— Stated exercise —
Extract every line below that contains the word "please".

———

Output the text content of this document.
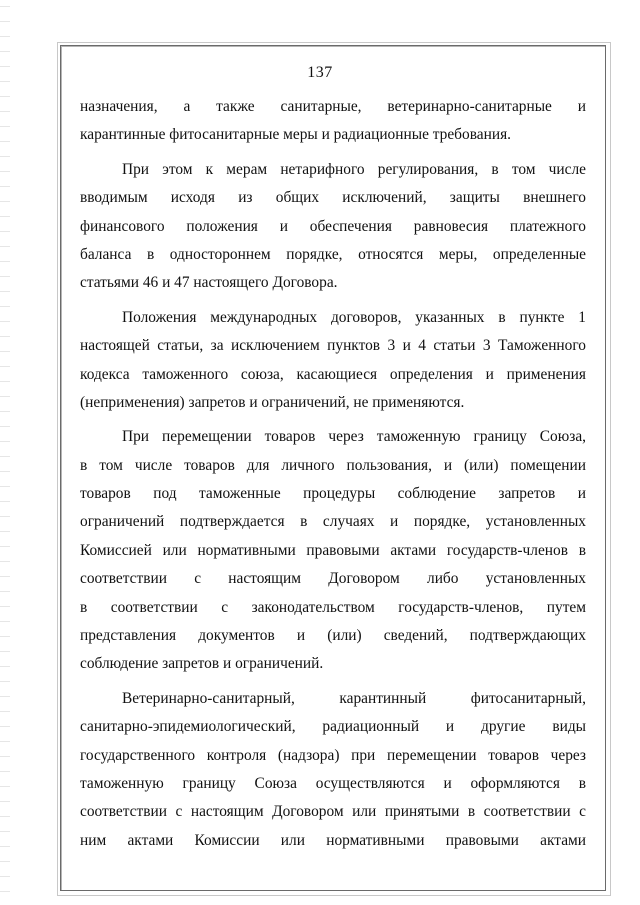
137
назначения, а также санитарные, ветеринарно-санитарные и
карантинные фитосанитарные меры и радиационные требования.
При этом к мерам нетарифного регулирования, в том числе
вводимым исходя из общих исключений, защиты внешнего
финансового положения и обеспечения равновесия платежного
баланса в одностороннем порядке, относятся меры, определенные
статьями 46 и 47 настоящего Договора.
Положения международных договоров, указанных в пункте 1
настоящей статьи, за исключением пунктов 3 и 4 статьи 3 Таможенного
кодекса таможенного союза, касающиеся определения и применения
(неприменения) запретов и ограничений, не применяются.
При перемещении товаров через таможенную границу Союза,
в том числе товаров для личного пользования, и (или) помещении
товаров под таможенные процедуры соблюдение запретов и
ограничений подтверждается в случаях и порядке, установленных
Комиссией или нормативными правовыми актами государств-членов в
соответствии с настоящим Договором либо установленных
в соответствии с законодательством государств-членов, путем
представления документов и (или) сведений, подтверждающих
соблюдение запретов и ограничений.
Ветеринарно-санитарный, карантинный фитосанитарный,
санитарно-эпидемиологический, радиационный и другие виды
государственного контроля (надзора) при перемещении товаров через
таможенную границу Союза осуществляются и оформляются в
соответствии с настоящим Договором или принятыми в соответствии с
ним актами Комиссии или нормативными правовыми актами
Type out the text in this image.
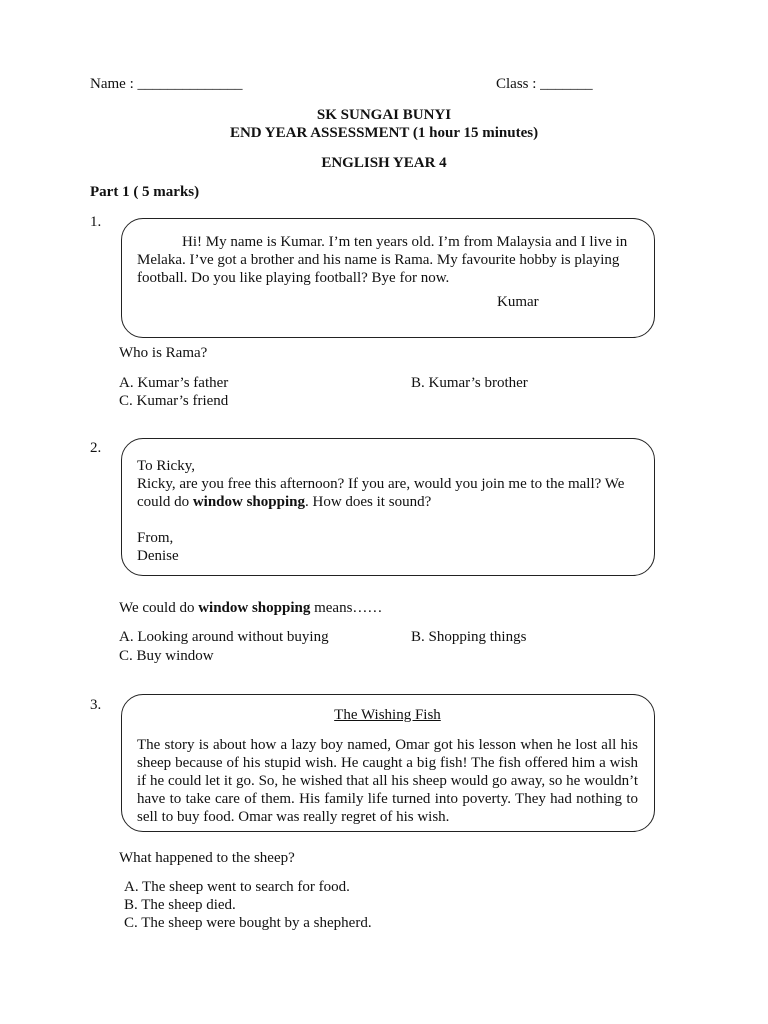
Name : ______________	Class : _______
SK SUNGAI BUNYI
END YEAR ASSESSMENT (1 hour 15 minutes)
ENGLISH YEAR 4
Part 1 ( 5 marks)
1.

Hi! My name is Kumar. I’m ten years old. I’m from Malaysia and I live in Melaka. I’ve got a brother and his name is Rama. My favourite hobby is playing football. Do you like playing football? Bye for now.

Kumar
Who is Rama?
A. Kumar’s father	B. Kumar’s brother
C. Kumar’s friend
2.

To Ricky,

Ricky, are you free this afternoon? If you are, would you join me to the mall? We could do window shopping. How does it sound?

From,

Denise

We could do window shopping means……
A. Looking around without buying	B. Shopping things
C. Buy window
3.

The Wishing Fish

The story is about how a lazy boy named, Omar got his lesson when he lost all his sheep because of his stupid wish. He caught a big fish! The fish offered him a wish if he could let it go. So, he wished that all his sheep would go away, so he wouldn’t have to take care of them. His family life turned into poverty. They had nothing to sell to buy food. Omar was really regret of his wish.

What happened to the sheep?
A. The sheep went to search for food.
B. The sheep died.
C. The sheep were bought by a shepherd.
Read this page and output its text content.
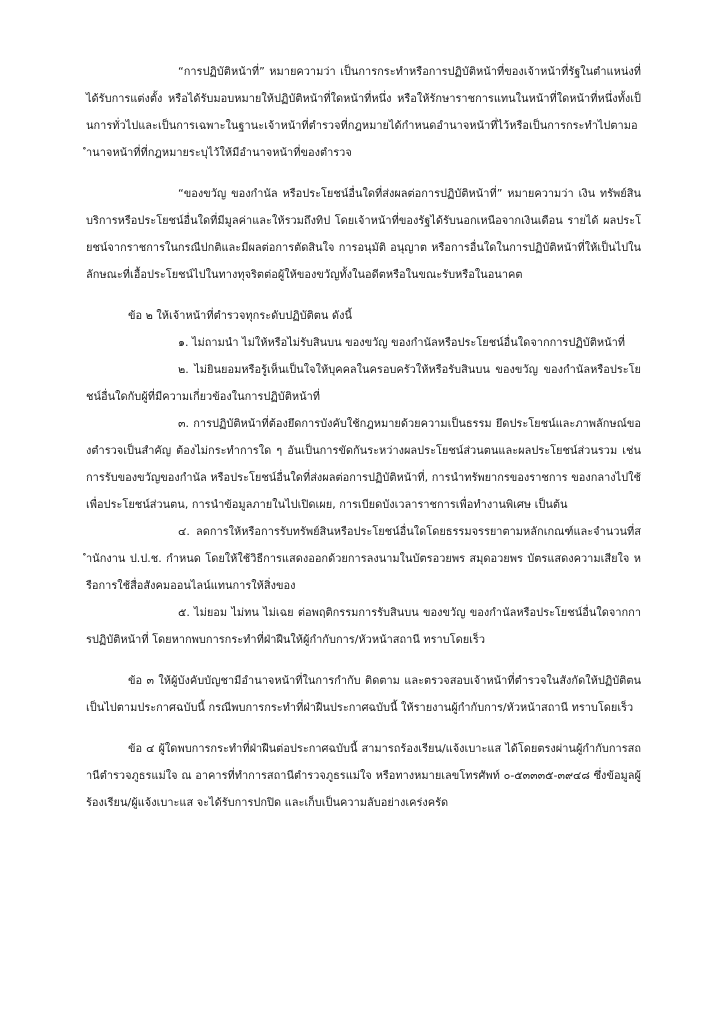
“การปฏิบัติหน้าที่” หมายความว่า เป็นการกระทำหรือการปฏิบัติหน้าที่ของเจ้าหน้าที่รัฐในตำแหน่งที่ได้รับการแต่งตั้ง หรือได้รับมอบหมายให้ปฏิบัติหน้าที่ใดหน้าที่หนึ่ง หรือให้รักษาราชการแทนในหน้าที่ใดหน้าที่หนึ่งทั้งเป็นการทั่วไปและเป็นการเฉพาะในฐานะเจ้าหน้าที่ตำรวจที่กฎหมายได้กำหนดอำนาจหน้าที่ไว้หรือเป็นการกระทำไปตามอำนาจหน้าที่ที่กฎหมายระบุไว้ให้มีอำนาจหน้าที่ของตำรวจ

“ของขวัญ ของกำนัล หรือประโยชน์อื่นใดที่ส่งผลต่อการปฏิบัติหน้าที่” หมายความว่า เงิน ทรัพย์สิน บริการหรือประโยชน์อื่นใดที่มีมูลค่าและให้รวมถึงทิป โดยเจ้าหน้าที่ของรัฐได้รับนอกเหนือจากเงินเดือน รายได้ ผลประโยชน์จากราชการในกรณีปกติและมีผลต่อการตัดสินใจ การอนุมัติ อนุญาต หรือการอื่นใดในการปฏิบัติหน้าที่ให้เป็นไปในลักษณะที่เอื้อประโยชน์ไปในทางทุจริตต่อผู้ให้ของขวัญทั้งในอดีตหรือในขณะรับหรือในอนาคต

ข้อ ๒ ให้เจ้าหน้าที่ตำรวจทุกระดับปฏิบัติตน ดังนี้

๑. ไม่ถามนำ ไม่ให้หรือไม่รับสินบน ของขวัญ ของกำนัลหรือประโยชน์อื่นใดจากการปฏิบัติหน้าที่

๒. ไม่ยินยอมหรือรู้เห็นเป็นใจให้บุคคลในครอบครัวให้หรือรับสินบน ของขวัญ ของกำนัลหรือประโยชน์อื่นใดกับผู้ที่มีความเกี่ยวข้องในการปฏิบัติหน้าที่

๓. การปฏิบัติหน้าที่ต้องยึดการบังคับใช้กฎหมายด้วยความเป็นธรรม ยึดประโยชน์และภาพลักษณ์ของตำรวจเป็นสำคัญ ต้องไม่กระทำการใด ๆ อันเป็นการขัดกันระหว่างผลประโยชน์ส่วนตนและผลประโยชน์ส่วนรวม เช่น การรับของขวัญของกำนัล หรือประโยชน์อื่นใดที่ส่งผลต่อการปฏิบัติหน้าที่, การนำทรัพยากรของราชการ ของกลางไปใช้เพื่อประโยชน์ส่วนตน, การนำข้อมูลภายในไปเปิดเผย, การเบียดบังเวลาราชการเพื่อทำงานพิเศษ เป็นต้น

๔. ลดการให้หรือการรับทรัพย์สินหรือประโยชน์อื่นใดโดยธรรมจรรยาตามหลักเกณฑ์และจำนวนที่สำนักงาน ป.ป.ช. กำหนด โดยให้ใช้วิธีการแสดงออกด้วยการลงนามในบัตรอวยพร สมุดอวยพร บัตรแสดงความเสียใจ หรือการใช้สื่อสังคมออนไลน์แทนการให้สิ่งของ

๕. ไม่ยอม ไม่ทน ไม่เฉย ต่อพฤติกรรมการรับสินบน ของขวัญ ของกำนัลหรือประโยชน์อื่นใดจากการปฏิบัติหน้าที่ โดยหากพบการกระทำที่ฝ่าฝืนให้ผู้กำกับการ/หัวหน้าสถานี ทราบโดยเร็ว

ข้อ ๓ ให้ผู้บังคับบัญชามีอำนาจหน้าที่ในการกำกับ ติดตาม และตรวจสอบเจ้าหน้าที่ตำรวจในสังกัดให้ปฏิบัติตนเป็นไปตามประกาศฉบับนี้ กรณีพบการกระทำที่ฝ่าฝืนประกาศฉบับนี้ ให้รายงานผู้กำกับการ/หัวหน้าสถานี ทราบโดยเร็ว

ข้อ ๔ ผู้ใดพบการกระทำที่ฝ่าฝืนต่อประกาศฉบับนี้ สามารถร้องเรียน/แจ้งเบาะแส ได้โดยตรงผ่านผู้กำกับการสถานีตำรวจภูธรแม่ใจ ณ อาคารที่ทำการสถานีตำรวจภูธรแม่ใจ หรือทางหมายเลขโทรศัพท์ ๐-๕๓๓๓๕-๓๙๔๘ ซึ่งข้อมูลผู้ร้องเรียน/ผู้แจ้งเบาะแส จะได้รับการปกปิด และเก็บเป็นความลับอย่างเคร่งครัด
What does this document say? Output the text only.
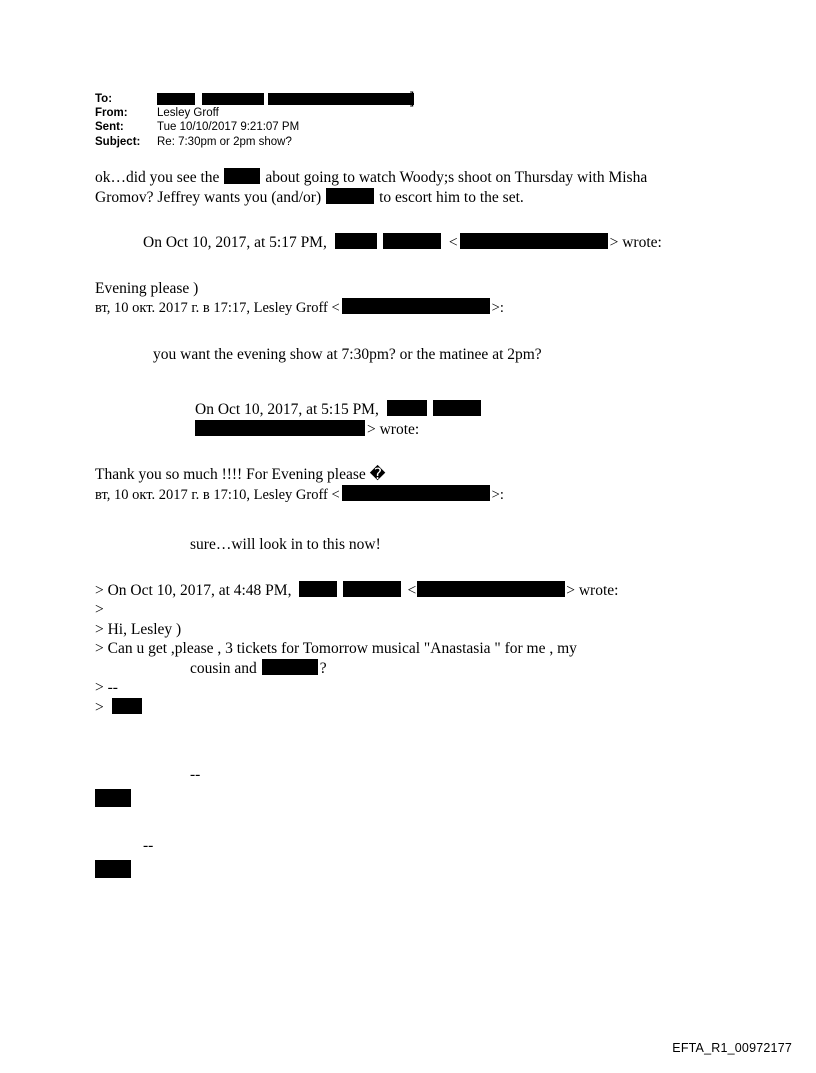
To:	]
From:	Lesley Groff
Sent:	Tue 10/10/2017 9:21:07 PM
Subject:	Re: 7:30pm or 2pm show?

ok…did you see the	about going to watch Woody;s shoot on Thursday with Misha

Gromov? Jeffrey wants you (and/or)	to escort him to the set.

On Oct 10, 2017, at 5:17 PM,	<	> wrote:

Evening please )

вт, 10 окт. 2017 г. в 17:17, Lesley Groff <	>:

you want the evening show at 7:30pm? or the matinee at 2pm?

On Oct 10, 2017, at 5:15 PM,

> wrote:

Thank you so much !!!! For Evening please �

вт, 10 окт. 2017 г. в 17:10, Lesley Groff <	>:

sure…will look in to this now!

> On Oct 10, 2017, at 4:48 PM,	<	> wrote:

>

> Hi, Lesley )

> Can u get ,please , 3 tickets for Tomorrow musical "Anastasia " for me , my

cousin and	?

> --

>

--

--

EFTA_R1_00972177
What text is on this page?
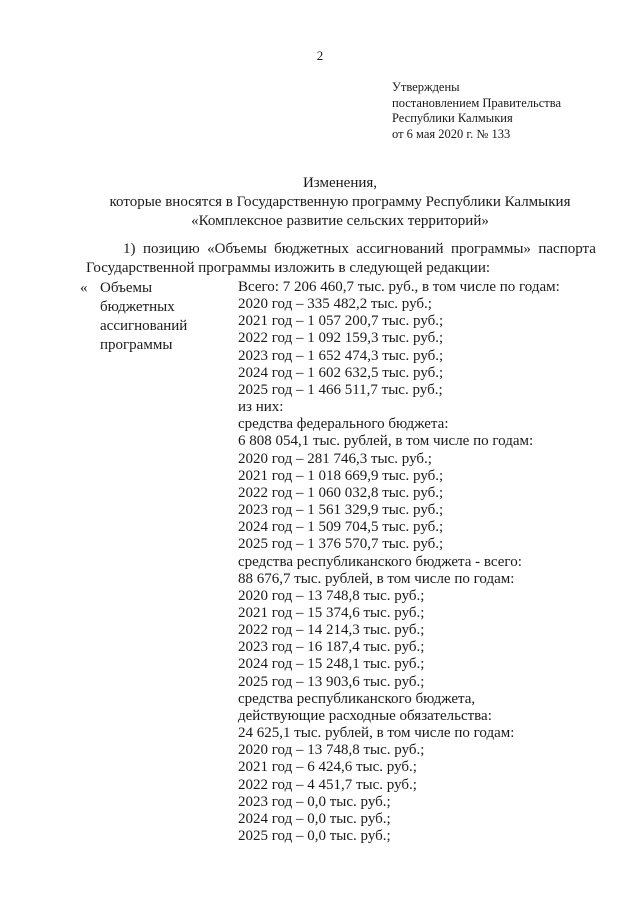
2
Утверждены
постановлением Правительства
Республики Калмыкия
от 6 мая 2020 г. № 133
Изменения,
которые вносятся в Государственную программу Республики Калмыкия
«Комплексное развитие сельских территорий»
1) позицию «Объемы бюджетных ассигнований программы» паспорта
Государственной программы изложить в следующей редакции:
« Объемы
бюджетных
ассигнований
программы
Всего: 7 206 460,7 тыс. руб., в том числе по годам:
2020 год – 335 482,2 тыс. руб.;
2021 год – 1 057 200,7 тыс. руб.;
2022 год – 1 092 159,3 тыс. руб.;
2023 год – 1 652 474,3 тыс. руб.;
2024 год – 1 602 632,5 тыс. руб.;
2025 год – 1 466 511,7 тыс. руб.;
из них:
средства федерального бюджета:
6 808 054,1 тыс. рублей, в том числе по годам:
2020 год – 281 746,3 тыс. руб.;
2021 год – 1 018 669,9 тыс. руб.;
2022 год – 1 060 032,8 тыс. руб.;
2023 год – 1 561 329,9 тыс. руб.;
2024 год – 1 509 704,5 тыс. руб.;
2025 год – 1 376 570,7 тыс. руб.;
средства республиканского бюджета - всего:
88 676,7 тыс. рублей, в том числе по годам:
2020 год – 13 748,8 тыс. руб.;
2021 год – 15 374,6 тыс. руб.;
2022 год – 14 214,3 тыс. руб.;
2023 год – 16 187,4 тыс. руб.;
2024 год – 15 248,1 тыс. руб.;
2025 год – 13 903,6 тыс. руб.;
средства республиканского бюджета,
действующие расходные обязательства:
24 625,1 тыс. рублей, в том числе по годам:
2020 год – 13 748,8 тыс. руб.;
2021 год – 6 424,6 тыс. руб.;
2022 год – 4 451,7 тыс. руб.;
2023 год – 0,0 тыс. руб.;
2024 год – 0,0 тыс. руб.;
2025 год – 0,0 тыс. руб.;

———

— Exercise result —
Evening please )
Thank you so much !!!! For Evening please �
> Can u get ,please , 3 tickets for Tomorrow musical "Anastasia " for me , my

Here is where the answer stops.